§ **Given exercise**
Exactly reproduce the lines that follow.

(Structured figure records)
------------------------------------
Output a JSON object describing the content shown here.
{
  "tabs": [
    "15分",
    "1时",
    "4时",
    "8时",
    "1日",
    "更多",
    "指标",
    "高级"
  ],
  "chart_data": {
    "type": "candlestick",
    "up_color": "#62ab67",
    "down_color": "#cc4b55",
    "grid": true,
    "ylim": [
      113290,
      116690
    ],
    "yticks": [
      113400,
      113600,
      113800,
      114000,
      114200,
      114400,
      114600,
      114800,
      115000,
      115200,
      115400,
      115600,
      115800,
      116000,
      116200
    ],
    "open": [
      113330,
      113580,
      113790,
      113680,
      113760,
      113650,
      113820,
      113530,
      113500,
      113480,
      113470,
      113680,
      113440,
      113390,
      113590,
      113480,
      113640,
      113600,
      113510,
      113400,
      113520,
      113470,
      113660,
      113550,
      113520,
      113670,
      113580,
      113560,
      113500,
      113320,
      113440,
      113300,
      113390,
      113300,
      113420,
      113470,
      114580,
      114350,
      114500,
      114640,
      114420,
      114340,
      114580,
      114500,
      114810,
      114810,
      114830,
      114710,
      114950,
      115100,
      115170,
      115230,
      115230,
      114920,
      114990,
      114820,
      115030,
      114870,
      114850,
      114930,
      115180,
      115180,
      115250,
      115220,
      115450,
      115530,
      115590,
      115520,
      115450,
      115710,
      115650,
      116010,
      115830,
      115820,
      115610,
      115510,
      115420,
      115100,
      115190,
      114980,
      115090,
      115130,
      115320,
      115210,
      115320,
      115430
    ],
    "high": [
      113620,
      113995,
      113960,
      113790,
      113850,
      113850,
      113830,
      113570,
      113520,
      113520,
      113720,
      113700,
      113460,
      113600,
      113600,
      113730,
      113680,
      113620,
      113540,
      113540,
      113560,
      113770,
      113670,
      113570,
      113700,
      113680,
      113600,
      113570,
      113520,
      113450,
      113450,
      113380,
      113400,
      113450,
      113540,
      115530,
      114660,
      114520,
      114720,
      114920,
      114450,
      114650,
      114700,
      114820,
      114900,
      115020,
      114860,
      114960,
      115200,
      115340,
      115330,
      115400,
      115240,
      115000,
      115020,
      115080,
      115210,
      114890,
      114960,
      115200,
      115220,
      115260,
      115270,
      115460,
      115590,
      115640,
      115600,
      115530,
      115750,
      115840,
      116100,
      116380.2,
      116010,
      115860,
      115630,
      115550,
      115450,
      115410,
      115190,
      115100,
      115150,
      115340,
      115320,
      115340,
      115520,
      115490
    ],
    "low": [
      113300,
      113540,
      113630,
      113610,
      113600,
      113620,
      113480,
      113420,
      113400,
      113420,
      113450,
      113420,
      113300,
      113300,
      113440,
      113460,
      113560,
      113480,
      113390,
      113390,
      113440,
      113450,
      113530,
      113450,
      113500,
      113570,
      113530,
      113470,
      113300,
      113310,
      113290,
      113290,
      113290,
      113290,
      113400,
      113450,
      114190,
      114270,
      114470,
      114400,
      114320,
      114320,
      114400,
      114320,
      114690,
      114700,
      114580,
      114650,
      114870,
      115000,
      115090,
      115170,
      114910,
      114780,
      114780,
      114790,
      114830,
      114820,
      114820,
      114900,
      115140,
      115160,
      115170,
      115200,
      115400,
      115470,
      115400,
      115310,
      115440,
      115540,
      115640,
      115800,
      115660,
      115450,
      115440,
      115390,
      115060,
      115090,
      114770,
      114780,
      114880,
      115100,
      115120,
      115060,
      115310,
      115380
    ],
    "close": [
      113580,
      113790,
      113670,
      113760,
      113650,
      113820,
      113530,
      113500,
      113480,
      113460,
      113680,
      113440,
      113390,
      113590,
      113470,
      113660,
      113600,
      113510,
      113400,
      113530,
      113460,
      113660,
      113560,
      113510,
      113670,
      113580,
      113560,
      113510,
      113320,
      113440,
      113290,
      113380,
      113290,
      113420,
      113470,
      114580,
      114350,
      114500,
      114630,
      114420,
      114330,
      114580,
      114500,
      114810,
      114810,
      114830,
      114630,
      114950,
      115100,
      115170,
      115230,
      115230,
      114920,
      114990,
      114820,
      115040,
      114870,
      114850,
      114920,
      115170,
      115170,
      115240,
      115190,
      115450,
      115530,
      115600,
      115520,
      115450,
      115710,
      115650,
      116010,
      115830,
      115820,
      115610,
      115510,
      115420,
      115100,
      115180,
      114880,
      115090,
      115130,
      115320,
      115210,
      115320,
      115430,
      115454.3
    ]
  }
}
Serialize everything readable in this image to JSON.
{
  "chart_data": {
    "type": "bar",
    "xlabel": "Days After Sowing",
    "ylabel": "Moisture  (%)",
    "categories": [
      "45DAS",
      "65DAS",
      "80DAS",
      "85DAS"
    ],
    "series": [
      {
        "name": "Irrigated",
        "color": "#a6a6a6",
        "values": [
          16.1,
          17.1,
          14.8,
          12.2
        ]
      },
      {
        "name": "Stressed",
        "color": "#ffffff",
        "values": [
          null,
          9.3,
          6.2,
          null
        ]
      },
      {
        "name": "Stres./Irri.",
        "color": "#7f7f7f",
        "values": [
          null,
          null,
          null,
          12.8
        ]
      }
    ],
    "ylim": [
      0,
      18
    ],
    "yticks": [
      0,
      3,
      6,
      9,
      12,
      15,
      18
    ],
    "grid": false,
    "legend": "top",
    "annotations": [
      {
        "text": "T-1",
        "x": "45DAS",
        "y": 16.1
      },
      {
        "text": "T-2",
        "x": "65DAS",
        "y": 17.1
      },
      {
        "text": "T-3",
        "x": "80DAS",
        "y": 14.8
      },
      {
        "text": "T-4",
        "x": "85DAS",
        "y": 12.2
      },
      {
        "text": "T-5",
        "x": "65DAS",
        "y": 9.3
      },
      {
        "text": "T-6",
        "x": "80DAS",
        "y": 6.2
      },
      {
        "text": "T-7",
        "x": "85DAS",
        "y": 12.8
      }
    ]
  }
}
------------------------------------
§ **Final answer**
Output a JSON object describing the content shown here.
{
  "tabs": [
    "15分",
    "1时",
    "4时",
    "8时",
    "1日",
    "更多",
    "指标",
    "高级"
  ],
  "chart_data": {
    "type": "candlestick",
    "up_color": "#62ab67",
    "down_color": "#cc4b55",
    "grid": true,
    "ylim": [
      113290,
      116690
    ],
    "yticks": [
      113400,
      113600,
      113800,
      114000,
      114200,
      114400,
      114600,
      114800,
      115000,
      115200,
      115400,
      115600,
      115800,
      116000,
      116200
    ],
    "open": [
      113330,
      113580,
      113790,
      113680,
      113760,
      113650,
      113820,
      113530,
      113500,
      113480,
      113470,
      113680,
      113440,
      113390,
      113590,
      113480,
      113640,
      113600,
      113510,
      113400,
      113520,
      113470,
      113660,
      113550,
      113520,
      113670,
      113580,
      113560,
      113500,
      113320,
      113440,
      113300,
      113390,
      113300,
      113420,
      113470,
      114580,
      114350,
      114500,
      114640,
      114420,
      114340,
      114580,
      114500,
      114810,
      114810,
      114830,
      114710,
      114950,
      115100,
      115170,
      115230,
      115230,
      114920,
      114990,
      114820,
      115030,
      114870,
      114850,
      114930,
      115180,
      115180,
      115250,
      115220,
      115450,
      115530,
      115590,
      115520,
      115450,
      115710,
      115650,
      116010,
      115830,
      115820,
      115610,
      115510,
      115420,
      115100,
      115190,
      114980,
      115090,
      115130,
      115320,
      115210,
      115320,
      115430
    ],
    "high": [
      113620,
      113995,
      113960,
      113790,
      113850,
      113850,
      113830,
      113570,
      113520,
      113520,
      113720,
      113700,
      113460,
      113600,
      113600,
      113730,
      113680,
      113620,
      113540,
      113540,
      113560,
      113770,
      113670,
      113570,
      113700,
      113680,
      113600,
      113570,
      113520,
      113450,
      113450,
      113380,
      113400,
      113450,
      113540,
      115530,
      114660,
      114520,
      114720,
      114920,
      114450,
      114650,
      114700,
      114820,
      114900,
      115020,
      114860,
      114960,
      115200,
      115340,
      115330,
      115400,
      115240,
      115000,
      115020,
      115080,
      115210,
      114890,
      114960,
      115200,
      115220,
      115260,
      115270,
      115460,
      115590,
      115640,
      115600,
      115530,
      115750,
      115840,
      116100,
      116380.2,
      116010,
      115860,
      115630,
      115550,
      115450,
      115410,
      115190,
      115100,
      115150,
      115340,
      115320,
      115340,
      115520,
      115490
    ],
    "low": [
      113300,
      113540,
      113630,
      113610,
      113600,
      113620,
      113480,
      113420,
      113400,
      113420,
      113450,
      113420,
      113300,
      113300,
      113440,
      113460,
      113560,
      113480,
      113390,
      113390,
      113440,
      113450,
      113530,
      113450,
      113500,
      113570,
      113530,
      113470,
      113300,
      113310,
      113290,
      113290,
      113290,
      113290,
      113400,
      113450,
      114190,
      114270,
      114470,
      114400,
      114320,
      114320,
      114400,
      114320,
      114690,
      114700,
      114580,
      114650,
      114870,
      115000,
      115090,
      115170,
      114910,
      114780,
      114780,
      114790,
      114830,
      114820,
      114820,
      114900,
      115140,
      115160,
      115170,
      115200,
      115400,
      115470,
      115400,
      115310,
      115440,
      115540,
      115640,
      115800,
      115660,
      115450,
      115440,
      115390,
      115060,
      115090,
      114770,
      114780,
      114880,
      115100,
      115120,
      115060,
      115310,
      115380
    ],
    "close": [
      113580,
      113790,
      113670,
      113760,
      113650,
      113820,
      113530,
      113500,
      113480,
      113460,
      113680,
      113440,
      113390,
      113590,
      113470,
      113660,
      113600,
      113510,
      113400,
      113530,
      113460,
      113660,
      113560,
      113510,
      113670,
      113580,
      113560,
      113510,
      113320,
      113440,
      113290,
      113380,
      113290,
      113420,
      113470,
      114580,
      114350,
      114500,
      114630,
      114420,
      114330,
      114580,
      114500,
      114810,
      114810,
      114830,
      114630,
      114950,
      115100,
      115170,
      115230,
      115230,
      114920,
      114990,
      114820,
      115040,
      114870,
      114850,
      114920,
      115170,
      115170,
      115240,
      115190,
      115450,
      115530,
      115600,
      115520,
      115450,
      115710,
      115650,
      116010,
      115830,
      115820,
      115610,
      115510,
      115420,
      115100,
      115180,
      114880,
      115090,
      115130,
      115320,
      115210,
      115320,
      115430,
      115454.3
    ]
  }
}
Serialize everything readable in this image to JSON.
{
  "chart_data": {
    "type": "bar",
    "xlabel": "Days After Sowing",
    "ylabel": "Moisture  (%)",
    "categories": [
      "45DAS",
      "65DAS",
      "80DAS",
      "85DAS"
    ],
    "series": [
      {
        "name": "Irrigated",
        "color": "#a6a6a6",
        "values": [
          16.1,
          17.1,
          14.8,
          12.2
        ]
      },
      {
        "name": "Stressed",
        "color": "#ffffff",
        "values": [
          null,
          9.3,
          6.2,
          null
        ]
      },
      {
        "name": "Stres./Irri.",
        "color": "#7f7f7f",
        "values": [
          null,
          null,
          null,
          12.8
        ]
      }
    ],
    "ylim": [
      0,
      18
    ],
    "yticks": [
      0,
      3,
      6,
      9,
      12,
      15,
      18
    ],
    "grid": false,
    "legend": "top",
    "annotations": [
      {
        "text": "T-1",
        "x": "45DAS",
        "y": 16.1
      },
      {
        "text": "T-2",
        "x": "65DAS",
        "y": 17.1
      },
      {
        "text": "T-3",
        "x": "80DAS",
        "y": 14.8
      },
      {
        "text": "T-4",
        "x": "85DAS",
        "y": 12.2
      },
      {
        "text": "T-5",
        "x": "65DAS",
        "y": 9.3
      },
      {
        "text": "T-6",
        "x": "80DAS",
        "y": 6.2
      },
      {
        "text": "T-7",
        "x": "85DAS",
        "y": 12.8
      }
    ]
  }
}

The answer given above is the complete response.